━━━━━ EXTRAIT ━━━━━
Le grand reporter ayant accepté le principe d'un entretien par téléphone, Abdel s'est tout simplement mué en madame Bintou, Malienne de 32 ans, troisième épouse d'un Français d'origine malienne, et a répondu aux questions de monsieur Décugis de manière très convaincante. Son numéro d'imitateur, voix, accent, vocabulaire, syntaxe, était bien au point, on peut le vérifier: Abdel le subtil a filmé son coup de téléphone. Comme c'était à s'y méprendre, notre journaliste s'est mépris. En rédigeant son papier, il s'est cru tenu de rajouter une louche de réalisme convenu, en décrivant l'appartement, un "F4, au troisième étage", où "s'entassent une douzaine d'enfants", ainsi que son interlocutrice, madame Bintou, "une jeune femme au joli visage légèrement scarifié de chaque côté des yeux".

Putassier, mais quelle mise en page !
━━━━━
# [TÂCHES]
**A.** Énumérez les éléments du numéro d'imitateur d'Abdel que cite l'extrait.
**B.** Réécrivez le passage de l'extrait allant de "Le grand reporter" jusqu'à "mise en page !" inclus, en remplaçant "notre journaliste" par "le reporter".
**C.** D'après l'extrait, quel âge a madame Bintou, le personnage incarné par Abdel ?
Les données qui suivent proviennent d'une autre source que l'extrait.
━━━━━ DONNÉES FOURNIES ━━━━━
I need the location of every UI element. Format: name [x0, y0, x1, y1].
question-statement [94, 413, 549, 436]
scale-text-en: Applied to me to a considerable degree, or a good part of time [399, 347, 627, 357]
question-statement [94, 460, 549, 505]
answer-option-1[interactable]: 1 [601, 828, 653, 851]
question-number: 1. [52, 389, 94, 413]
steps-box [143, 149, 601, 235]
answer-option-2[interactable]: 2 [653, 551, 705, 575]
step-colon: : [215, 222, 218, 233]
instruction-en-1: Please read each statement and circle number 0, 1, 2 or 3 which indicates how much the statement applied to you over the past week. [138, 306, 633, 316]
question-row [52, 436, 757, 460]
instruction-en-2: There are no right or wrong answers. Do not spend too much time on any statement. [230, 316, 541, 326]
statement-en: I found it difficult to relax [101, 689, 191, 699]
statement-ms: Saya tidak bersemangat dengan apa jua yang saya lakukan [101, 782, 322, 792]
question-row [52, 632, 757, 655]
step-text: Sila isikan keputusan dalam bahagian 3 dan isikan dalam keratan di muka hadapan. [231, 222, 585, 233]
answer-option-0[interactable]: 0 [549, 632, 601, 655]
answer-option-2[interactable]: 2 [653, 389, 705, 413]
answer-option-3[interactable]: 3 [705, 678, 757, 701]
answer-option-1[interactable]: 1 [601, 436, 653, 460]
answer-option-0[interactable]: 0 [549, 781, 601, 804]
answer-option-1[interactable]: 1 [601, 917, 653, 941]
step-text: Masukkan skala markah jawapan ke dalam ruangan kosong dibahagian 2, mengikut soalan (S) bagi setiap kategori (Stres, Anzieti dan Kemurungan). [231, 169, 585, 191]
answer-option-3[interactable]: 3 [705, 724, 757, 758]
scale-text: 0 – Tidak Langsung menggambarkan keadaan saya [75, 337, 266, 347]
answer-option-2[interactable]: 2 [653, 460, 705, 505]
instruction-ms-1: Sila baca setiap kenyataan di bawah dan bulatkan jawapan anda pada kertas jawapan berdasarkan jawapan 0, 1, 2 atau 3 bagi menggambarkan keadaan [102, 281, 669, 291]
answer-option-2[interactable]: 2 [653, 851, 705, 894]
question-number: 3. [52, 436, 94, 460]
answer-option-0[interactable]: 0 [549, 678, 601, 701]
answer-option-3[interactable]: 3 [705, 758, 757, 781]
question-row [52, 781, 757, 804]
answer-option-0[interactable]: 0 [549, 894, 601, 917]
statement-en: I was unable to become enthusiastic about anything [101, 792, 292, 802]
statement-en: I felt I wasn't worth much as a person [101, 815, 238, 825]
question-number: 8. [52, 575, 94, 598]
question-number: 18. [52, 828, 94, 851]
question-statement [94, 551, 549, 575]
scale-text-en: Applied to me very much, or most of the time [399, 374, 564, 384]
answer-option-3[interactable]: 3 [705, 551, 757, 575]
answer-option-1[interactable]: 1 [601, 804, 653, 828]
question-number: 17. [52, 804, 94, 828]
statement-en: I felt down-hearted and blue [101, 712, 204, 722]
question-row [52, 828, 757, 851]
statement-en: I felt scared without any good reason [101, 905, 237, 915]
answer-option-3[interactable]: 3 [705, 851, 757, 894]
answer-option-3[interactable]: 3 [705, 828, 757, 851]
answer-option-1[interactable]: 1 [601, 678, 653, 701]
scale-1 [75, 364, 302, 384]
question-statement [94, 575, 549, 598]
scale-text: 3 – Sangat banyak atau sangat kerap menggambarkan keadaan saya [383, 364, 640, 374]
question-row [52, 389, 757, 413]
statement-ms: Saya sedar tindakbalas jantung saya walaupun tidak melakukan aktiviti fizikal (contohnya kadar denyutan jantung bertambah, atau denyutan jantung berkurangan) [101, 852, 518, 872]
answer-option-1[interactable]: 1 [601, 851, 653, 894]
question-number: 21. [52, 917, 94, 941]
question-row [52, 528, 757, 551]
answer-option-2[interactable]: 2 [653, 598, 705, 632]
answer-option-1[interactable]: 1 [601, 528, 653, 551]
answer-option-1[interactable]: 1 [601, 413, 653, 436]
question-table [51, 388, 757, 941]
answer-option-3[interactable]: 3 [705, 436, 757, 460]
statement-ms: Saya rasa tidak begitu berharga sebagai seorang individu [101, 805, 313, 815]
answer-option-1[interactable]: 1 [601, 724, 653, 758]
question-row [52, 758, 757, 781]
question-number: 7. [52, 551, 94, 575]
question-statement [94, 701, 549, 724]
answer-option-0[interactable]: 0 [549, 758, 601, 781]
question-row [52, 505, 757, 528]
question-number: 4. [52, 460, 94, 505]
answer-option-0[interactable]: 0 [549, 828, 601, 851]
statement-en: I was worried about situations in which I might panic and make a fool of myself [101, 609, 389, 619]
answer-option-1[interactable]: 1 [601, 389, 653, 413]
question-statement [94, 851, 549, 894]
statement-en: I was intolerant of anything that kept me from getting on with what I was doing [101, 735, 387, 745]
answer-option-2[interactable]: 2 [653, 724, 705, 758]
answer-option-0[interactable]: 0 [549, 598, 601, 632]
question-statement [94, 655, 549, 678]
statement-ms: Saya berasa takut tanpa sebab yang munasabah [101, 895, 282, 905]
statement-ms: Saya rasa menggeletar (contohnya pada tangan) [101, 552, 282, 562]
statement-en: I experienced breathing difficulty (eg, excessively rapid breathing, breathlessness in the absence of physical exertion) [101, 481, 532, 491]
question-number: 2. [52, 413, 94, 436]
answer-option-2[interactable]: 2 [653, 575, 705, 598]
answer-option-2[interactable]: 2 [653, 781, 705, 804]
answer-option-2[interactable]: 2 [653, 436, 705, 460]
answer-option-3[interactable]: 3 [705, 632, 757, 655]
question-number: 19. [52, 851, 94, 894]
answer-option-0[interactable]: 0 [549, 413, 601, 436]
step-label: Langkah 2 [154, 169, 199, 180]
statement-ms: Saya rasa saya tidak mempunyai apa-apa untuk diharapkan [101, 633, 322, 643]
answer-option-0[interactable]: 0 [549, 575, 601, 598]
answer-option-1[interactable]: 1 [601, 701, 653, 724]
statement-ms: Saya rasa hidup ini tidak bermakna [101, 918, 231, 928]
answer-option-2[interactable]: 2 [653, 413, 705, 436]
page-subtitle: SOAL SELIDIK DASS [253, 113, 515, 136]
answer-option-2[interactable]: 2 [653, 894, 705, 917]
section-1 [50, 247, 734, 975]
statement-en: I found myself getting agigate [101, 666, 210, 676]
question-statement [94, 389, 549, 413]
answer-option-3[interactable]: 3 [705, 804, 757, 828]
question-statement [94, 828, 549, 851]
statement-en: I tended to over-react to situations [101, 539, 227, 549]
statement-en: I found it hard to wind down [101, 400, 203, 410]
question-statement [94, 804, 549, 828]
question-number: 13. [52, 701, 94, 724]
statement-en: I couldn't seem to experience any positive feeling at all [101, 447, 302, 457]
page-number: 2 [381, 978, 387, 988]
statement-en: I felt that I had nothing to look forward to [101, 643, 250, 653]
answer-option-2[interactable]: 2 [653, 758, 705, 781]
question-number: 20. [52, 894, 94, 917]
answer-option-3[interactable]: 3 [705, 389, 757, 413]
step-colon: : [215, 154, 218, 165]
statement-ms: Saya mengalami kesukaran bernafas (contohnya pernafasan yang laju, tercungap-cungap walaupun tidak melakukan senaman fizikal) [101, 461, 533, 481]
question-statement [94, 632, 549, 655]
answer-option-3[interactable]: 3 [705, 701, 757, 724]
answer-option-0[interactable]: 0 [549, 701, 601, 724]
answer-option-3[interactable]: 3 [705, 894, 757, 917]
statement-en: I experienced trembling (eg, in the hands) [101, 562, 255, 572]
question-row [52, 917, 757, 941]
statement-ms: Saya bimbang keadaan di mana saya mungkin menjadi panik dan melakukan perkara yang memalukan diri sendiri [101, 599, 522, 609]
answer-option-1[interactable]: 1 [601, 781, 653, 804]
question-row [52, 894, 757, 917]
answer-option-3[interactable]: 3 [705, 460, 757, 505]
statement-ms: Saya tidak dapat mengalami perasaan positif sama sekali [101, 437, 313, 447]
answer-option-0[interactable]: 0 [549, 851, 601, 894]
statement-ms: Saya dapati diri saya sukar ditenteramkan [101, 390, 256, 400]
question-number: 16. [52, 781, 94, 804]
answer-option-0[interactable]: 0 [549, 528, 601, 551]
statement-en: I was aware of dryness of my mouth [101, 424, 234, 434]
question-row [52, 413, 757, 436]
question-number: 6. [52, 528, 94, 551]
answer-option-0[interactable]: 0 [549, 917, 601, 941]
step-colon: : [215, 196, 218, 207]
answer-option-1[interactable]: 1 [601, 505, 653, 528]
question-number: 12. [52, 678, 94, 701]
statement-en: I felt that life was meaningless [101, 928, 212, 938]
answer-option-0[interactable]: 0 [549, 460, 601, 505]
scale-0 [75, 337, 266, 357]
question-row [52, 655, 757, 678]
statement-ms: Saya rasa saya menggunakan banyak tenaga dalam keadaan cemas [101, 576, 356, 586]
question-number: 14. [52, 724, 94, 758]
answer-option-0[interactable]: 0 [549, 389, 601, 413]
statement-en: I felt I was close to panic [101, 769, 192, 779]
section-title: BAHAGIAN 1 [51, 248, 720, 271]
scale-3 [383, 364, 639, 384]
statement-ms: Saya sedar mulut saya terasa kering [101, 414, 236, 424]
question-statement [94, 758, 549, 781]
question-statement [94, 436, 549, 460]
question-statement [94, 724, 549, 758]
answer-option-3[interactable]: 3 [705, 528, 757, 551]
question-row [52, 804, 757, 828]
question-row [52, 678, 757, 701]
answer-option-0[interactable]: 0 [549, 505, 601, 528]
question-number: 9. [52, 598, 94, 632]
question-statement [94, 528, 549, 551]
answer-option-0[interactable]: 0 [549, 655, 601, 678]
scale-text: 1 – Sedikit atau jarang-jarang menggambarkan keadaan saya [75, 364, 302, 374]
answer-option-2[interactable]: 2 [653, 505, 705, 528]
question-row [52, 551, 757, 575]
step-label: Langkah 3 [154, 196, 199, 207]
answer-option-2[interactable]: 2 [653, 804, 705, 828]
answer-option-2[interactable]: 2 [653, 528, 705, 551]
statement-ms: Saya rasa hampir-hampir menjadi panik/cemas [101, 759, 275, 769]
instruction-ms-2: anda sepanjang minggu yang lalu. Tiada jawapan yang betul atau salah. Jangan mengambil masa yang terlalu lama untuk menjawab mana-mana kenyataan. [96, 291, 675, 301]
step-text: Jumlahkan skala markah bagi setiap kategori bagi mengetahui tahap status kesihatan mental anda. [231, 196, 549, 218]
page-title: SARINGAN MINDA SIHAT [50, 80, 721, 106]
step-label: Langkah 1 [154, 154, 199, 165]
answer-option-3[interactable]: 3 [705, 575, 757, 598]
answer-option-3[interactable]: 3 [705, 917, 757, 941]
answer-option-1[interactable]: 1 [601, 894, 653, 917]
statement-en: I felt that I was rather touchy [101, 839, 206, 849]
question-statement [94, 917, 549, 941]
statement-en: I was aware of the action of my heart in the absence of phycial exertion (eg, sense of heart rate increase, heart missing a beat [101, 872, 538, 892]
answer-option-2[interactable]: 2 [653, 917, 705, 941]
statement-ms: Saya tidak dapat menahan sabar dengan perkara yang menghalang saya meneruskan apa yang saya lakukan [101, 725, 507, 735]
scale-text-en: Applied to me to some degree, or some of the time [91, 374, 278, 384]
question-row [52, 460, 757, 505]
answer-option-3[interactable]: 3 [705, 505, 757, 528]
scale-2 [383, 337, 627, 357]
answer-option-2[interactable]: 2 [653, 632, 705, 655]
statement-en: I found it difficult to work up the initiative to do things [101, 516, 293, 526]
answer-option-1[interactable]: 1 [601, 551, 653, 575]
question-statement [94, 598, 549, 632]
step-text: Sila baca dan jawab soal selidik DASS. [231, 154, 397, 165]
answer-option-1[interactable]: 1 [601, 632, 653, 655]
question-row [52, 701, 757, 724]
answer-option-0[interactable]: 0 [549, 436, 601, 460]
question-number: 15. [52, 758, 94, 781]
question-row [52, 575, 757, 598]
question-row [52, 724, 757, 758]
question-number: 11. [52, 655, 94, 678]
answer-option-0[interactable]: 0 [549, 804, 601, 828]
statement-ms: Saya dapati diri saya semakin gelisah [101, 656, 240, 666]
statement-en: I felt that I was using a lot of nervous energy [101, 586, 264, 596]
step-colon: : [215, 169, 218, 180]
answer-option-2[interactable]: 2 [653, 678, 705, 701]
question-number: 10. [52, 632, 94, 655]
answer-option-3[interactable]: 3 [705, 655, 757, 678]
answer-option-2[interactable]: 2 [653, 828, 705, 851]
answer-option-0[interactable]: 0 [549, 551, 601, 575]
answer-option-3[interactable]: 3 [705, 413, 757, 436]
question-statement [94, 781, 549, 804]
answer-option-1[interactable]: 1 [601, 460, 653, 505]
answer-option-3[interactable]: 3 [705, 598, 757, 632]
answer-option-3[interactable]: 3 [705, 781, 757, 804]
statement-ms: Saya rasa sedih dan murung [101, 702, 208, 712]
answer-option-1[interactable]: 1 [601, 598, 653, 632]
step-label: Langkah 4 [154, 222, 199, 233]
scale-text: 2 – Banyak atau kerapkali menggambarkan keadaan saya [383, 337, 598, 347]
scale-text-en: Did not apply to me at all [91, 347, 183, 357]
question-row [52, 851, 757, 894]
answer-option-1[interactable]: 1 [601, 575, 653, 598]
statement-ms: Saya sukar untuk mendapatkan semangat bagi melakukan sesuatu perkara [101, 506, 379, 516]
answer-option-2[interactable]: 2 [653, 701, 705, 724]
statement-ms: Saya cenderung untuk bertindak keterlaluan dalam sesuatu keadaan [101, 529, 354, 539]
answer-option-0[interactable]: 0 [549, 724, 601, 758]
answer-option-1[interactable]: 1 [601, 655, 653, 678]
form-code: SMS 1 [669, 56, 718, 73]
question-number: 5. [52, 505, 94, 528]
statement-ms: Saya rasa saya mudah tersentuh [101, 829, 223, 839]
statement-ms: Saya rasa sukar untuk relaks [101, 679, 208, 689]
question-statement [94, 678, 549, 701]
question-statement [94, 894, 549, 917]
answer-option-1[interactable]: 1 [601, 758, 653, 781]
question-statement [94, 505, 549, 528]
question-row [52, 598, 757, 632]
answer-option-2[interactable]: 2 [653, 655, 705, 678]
━━━━━
# [RÉPONSES ATTENDUES]
**A.** Voix, accent, vocabulaire, syntaxe.

**B.**
Le grand reporter ayant accepté le principe d'un entretien par téléphone, Abdel s'est tout simplement mué en madame Bintou, Malienne de 32 ans, troisième épouse d'un Français d'origine malienne, et a répondu aux questions de monsieur Décugis de manière très convaincante. Son numéro d'imitateur, voix, accent, vocabulaire, syntaxe, était bien au point, on peut le vérifier: Abdel le subtil a filmé son coup de téléphone. Comme c'était à s'y méprendre, le reporter s'est mépris. En rédigeant son papier, il s'est cru tenu de rajouter une louche de réalisme convenu, en décrivant l'appartement, un "F4, au troisième étage", où "s'entassent une douzaine d'enfants", ainsi que son interlocutrice, madame Bintou, "une jeune femme au joli visage légèrement scarifié de chaque côté des yeux".

Putassier, mais quelle mise en page !

**C.** 32 ans.